◆ What to produce
Reproduce the listing below exactly, minus its pictures.

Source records
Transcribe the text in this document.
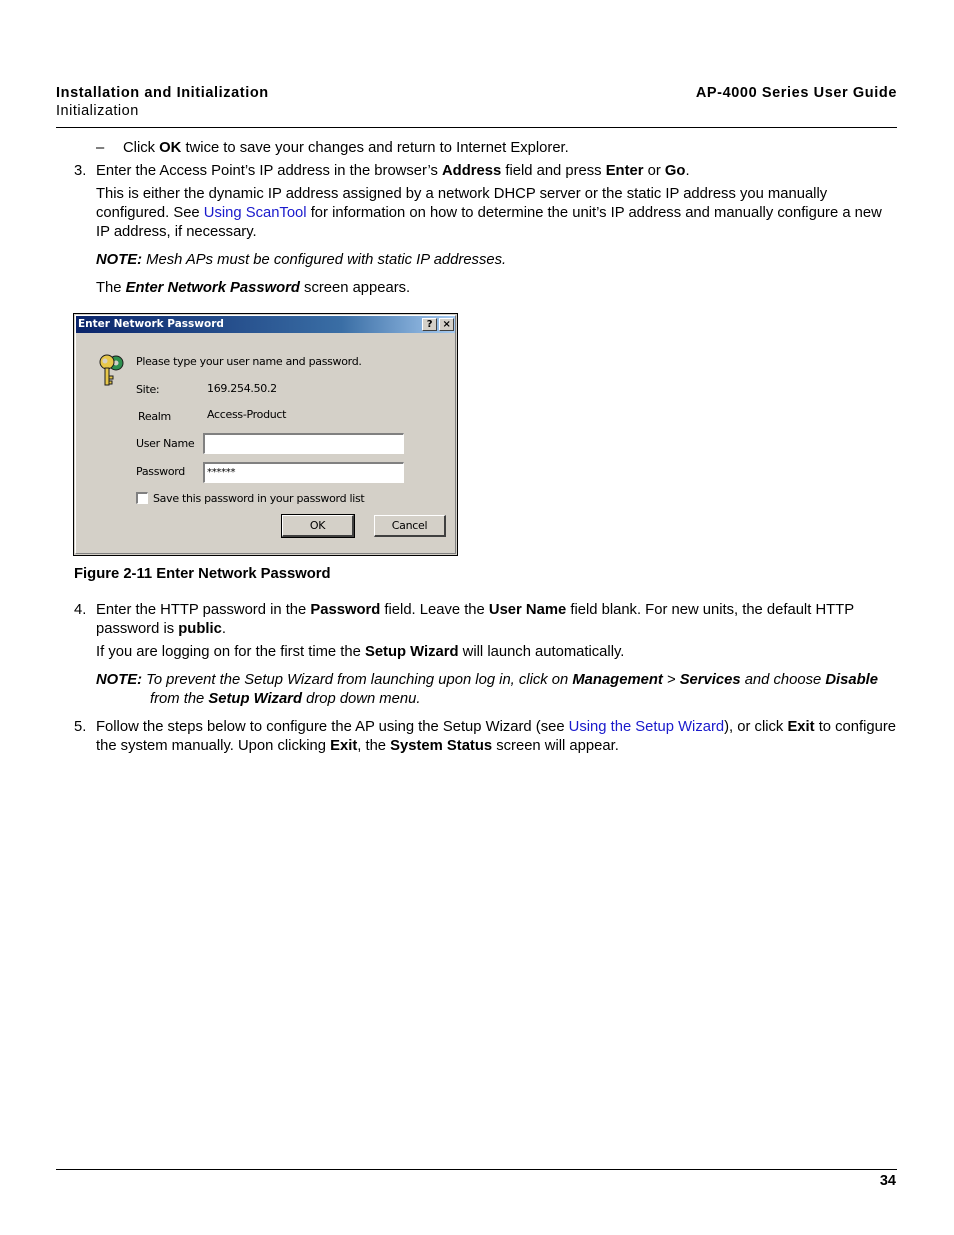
Installation and Initialization
Initialization
AP-4000 Series User Guide
– Click OK twice to save your changes and return to Internet Explorer.
3. Enter the Access Point’s IP address in the browser’s Address field and press Enter or Go.
This is either the dynamic IP address assigned by a network DHCP server or the static IP address you manually configured. See Using ScanTool for information on how to determine the unit’s IP address and manually configure a new IP address, if necessary.
NOTE: Mesh APs must be configured with static IP addresses.
The Enter Network Password screen appears.
Enter Network Password	?	×
Please type your user name and password.
Site:	169.254.50.2
Realm	Access-Product
User Name
Password	******
Save this password in your password list
OK	Cancel
Figure 2-11 Enter Network Password
4. Enter the HTTP password in the Password field. Leave the User Name field blank. For new units, the default HTTP password is public.
If you are logging on for the first time the Setup Wizard will launch automatically.
NOTE: To prevent the Setup Wizard from launching upon log in, click on Management > Services and choose Disable from the Setup Wizard drop down menu.
5. Follow the steps below to configure the AP using the Setup Wizard (see Using the Setup Wizard), or click Exit to configure the system manually. Upon clicking Exit, the System Status screen will appear.
34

◆ Output for this task
Transcribe the text in this document.
Installation and Initialization
Initialization
AP-4000 Series User Guide
– Click OK twice to save your changes and return to Internet Explorer.
3. Enter the Access Point’s IP address in the browser’s Address field and press Enter or Go.
This is either the dynamic IP address assigned by a network DHCP server or the static IP address you manually configured. See Using ScanTool for information on how to determine the unit’s IP address and manually configure a new IP address, if necessary.
NOTE: Mesh APs must be configured with static IP addresses.
The Enter Network Password screen appears.
Enter Network Password	?	×
Please type your user name and password.
Site:	169.254.50.2
Realm	Access-Product
User Name
Password	******
Save this password in your password list
OK	Cancel
Figure 2-11 Enter Network Password
4. Enter the HTTP password in the Password field. Leave the User Name field blank. For new units, the default HTTP password is public.
If you are logging on for the first time the Setup Wizard will launch automatically.
NOTE: To prevent the Setup Wizard from launching upon log in, click on Management > Services and choose Disable from the Setup Wizard drop down menu.
5. Follow the steps below to configure the AP using the Setup Wizard (see Using the Setup Wizard), or click Exit to configure the system manually. Upon clicking Exit, the System Status screen will appear.
34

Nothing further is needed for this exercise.